DIRECTIONS:
Restate the whole of the material. Keep every word, and drop the pictures.

* START STORED DATA *

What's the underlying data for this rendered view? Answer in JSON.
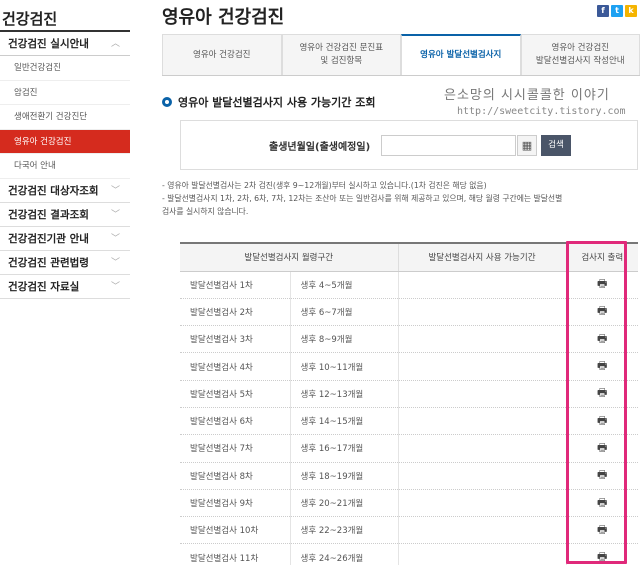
{
  "sidebar": {
    "title": "건강검진",
    "menus": [
      {
        "label": "건강검진 실시안내",
        "chev": "︿",
        "open": true
      },
      {
        "label": "건강검진 대상자조회",
        "chev": "﹀"
      },
      {
        "label": "건강검진 결과조회",
        "chev": "﹀"
      },
      {
        "label": "건강검진기관 안내",
        "chev": "﹀"
      },
      {
        "label": "건강검진 관련법령",
        "chev": "﹀"
      },
      {
        "label": "건강검진 자료실",
        "chev": "﹀"
      }
    ],
    "sub_items": [
      "일반건강검진",
      "암검진",
      "생애전환기 건강진단",
      "영유아 건강검진",
      "다국어 안내"
    ],
    "active_sub": "영유아 건강검진"
  },
  "header": {
    "title": "영유아 건강검진",
    "social": [
      "f",
      "t",
      "k"
    ]
  },
  "tabs": [
    {
      "label": "영유아 건강검진"
    },
    {
      "label": "영유아 건강검진 문진표\n및 검진항목"
    },
    {
      "label": "영유아 발달선별검사지",
      "active": true
    },
    {
      "label": "영유아 건강검진\n발달선별검사지 작성안내"
    }
  ],
  "section": {
    "title": "영유아 발달선별검사지 사용 가능기간 조회"
  },
  "watermark": {
    "text": "은소망의 시시콜콜한 이야기",
    "url": "http://sweetcity.tistory.com"
  },
  "search": {
    "label": "출생년월일(출생예정일)",
    "input_value": "",
    "button_label": "검색"
  },
  "notes": [
    "- 영유아 발달선별검사는 2차 검진(생후 9~12개월)부터 실시하고 있습니다.(1차 검진은 해당 없음)",
    "- 발달선별검사지 1차, 2차, 6차, 7차, 12차는 조산아 또는 일반검사를 위해 제공하고 있으며, 해당 월령 구간에는 발달선별",
    "  검사를 실시하지 않습니다."
  ],
  "table": {
    "headers": [
      "발달선별검사지 월령구간",
      "발달선별검사지 사용 가능기간",
      "검사지 출력"
    ],
    "rows": [
      {
        "name": "발달선별검사 1차",
        "period": "생후 4~5개월",
        "available": ""
      },
      {
        "name": "발달선별검사 2차",
        "period": "생후 6~7개월",
        "available": ""
      },
      {
        "name": "발달선별검사 3차",
        "period": "생후 8~9개월",
        "available": ""
      },
      {
        "name": "발달선별검사 4차",
        "period": "생후 10~11개월",
        "available": ""
      },
      {
        "name": "발달선별검사 5차",
        "period": "생후 12~13개월",
        "available": ""
      },
      {
        "name": "발달선별검사 6차",
        "period": "생후 14~15개월",
        "available": ""
      },
      {
        "name": "발달선별검사 7차",
        "period": "생후 16~17개월",
        "available": ""
      },
      {
        "name": "발달선별검사 8차",
        "period": "생후 18~19개월",
        "available": ""
      },
      {
        "name": "발달선별검사 9차",
        "period": "생후 20~21개월",
        "available": ""
      },
      {
        "name": "발달선별검사 10차",
        "period": "생후 22~23개월",
        "available": ""
      },
      {
        "name": "발달선별검사 11차",
        "period": "생후 24~26개월",
        "available": ""
      }
    ],
    "print_icon": "printer-icon",
    "highlight_color": "#e0297a"
  }
}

* END STORED DATA *

EXERCISE RESPONSE:
What's the underlying data for this rendered view? Answer in JSON.
{
  "sidebar": {
    "title": "건강검진",
    "menus": [
      {
        "label": "건강검진 실시안내",
        "chev": "︿",
        "open": true
      },
      {
        "label": "건강검진 대상자조회",
        "chev": "﹀"
      },
      {
        "label": "건강검진 결과조회",
        "chev": "﹀"
      },
      {
        "label": "건강검진기관 안내",
        "chev": "﹀"
      },
      {
        "label": "건강검진 관련법령",
        "chev": "﹀"
      },
      {
        "label": "건강검진 자료실",
        "chev": "﹀"
      }
    ],
    "sub_items": [
      "일반건강검진",
      "암검진",
      "생애전환기 건강진단",
      "영유아 건강검진",
      "다국어 안내"
    ],
    "active_sub": "영유아 건강검진"
  },
  "header": {
    "title": "영유아 건강검진",
    "social": [
      "f",
      "t",
      "k"
    ]
  },
  "tabs": [
    {
      "label": "영유아 건강검진"
    },
    {
      "label": "영유아 건강검진 문진표\n및 검진항목"
    },
    {
      "label": "영유아 발달선별검사지",
      "active": true
    },
    {
      "label": "영유아 건강검진\n발달선별검사지 작성안내"
    }
  ],
  "section": {
    "title": "영유아 발달선별검사지 사용 가능기간 조회"
  },
  "watermark": {
    "text": "은소망의 시시콜콜한 이야기",
    "url": "http://sweetcity.tistory.com"
  },
  "search": {
    "label": "출생년월일(출생예정일)",
    "input_value": "",
    "button_label": "검색"
  },
  "notes": [
    "- 영유아 발달선별검사는 2차 검진(생후 9~12개월)부터 실시하고 있습니다.(1차 검진은 해당 없음)",
    "- 발달선별검사지 1차, 2차, 6차, 7차, 12차는 조산아 또는 일반검사를 위해 제공하고 있으며, 해당 월령 구간에는 발달선별",
    "  검사를 실시하지 않습니다."
  ],
  "table": {
    "headers": [
      "발달선별검사지 월령구간",
      "발달선별검사지 사용 가능기간",
      "검사지 출력"
    ],
    "rows": [
      {
        "name": "발달선별검사 1차",
        "period": "생후 4~5개월",
        "available": ""
      },
      {
        "name": "발달선별검사 2차",
        "period": "생후 6~7개월",
        "available": ""
      },
      {
        "name": "발달선별검사 3차",
        "period": "생후 8~9개월",
        "available": ""
      },
      {
        "name": "발달선별검사 4차",
        "period": "생후 10~11개월",
        "available": ""
      },
      {
        "name": "발달선별검사 5차",
        "period": "생후 12~13개월",
        "available": ""
      },
      {
        "name": "발달선별검사 6차",
        "period": "생후 14~15개월",
        "available": ""
      },
      {
        "name": "발달선별검사 7차",
        "period": "생후 16~17개월",
        "available": ""
      },
      {
        "name": "발달선별검사 8차",
        "period": "생후 18~19개월",
        "available": ""
      },
      {
        "name": "발달선별검사 9차",
        "period": "생후 20~21개월",
        "available": ""
      },
      {
        "name": "발달선별검사 10차",
        "period": "생후 22~23개월",
        "available": ""
      },
      {
        "name": "발달선별검사 11차",
        "period": "생후 24~26개월",
        "available": ""
      }
    ],
    "print_icon": "printer-icon",
    "highlight_color": "#e0297a"
  }
}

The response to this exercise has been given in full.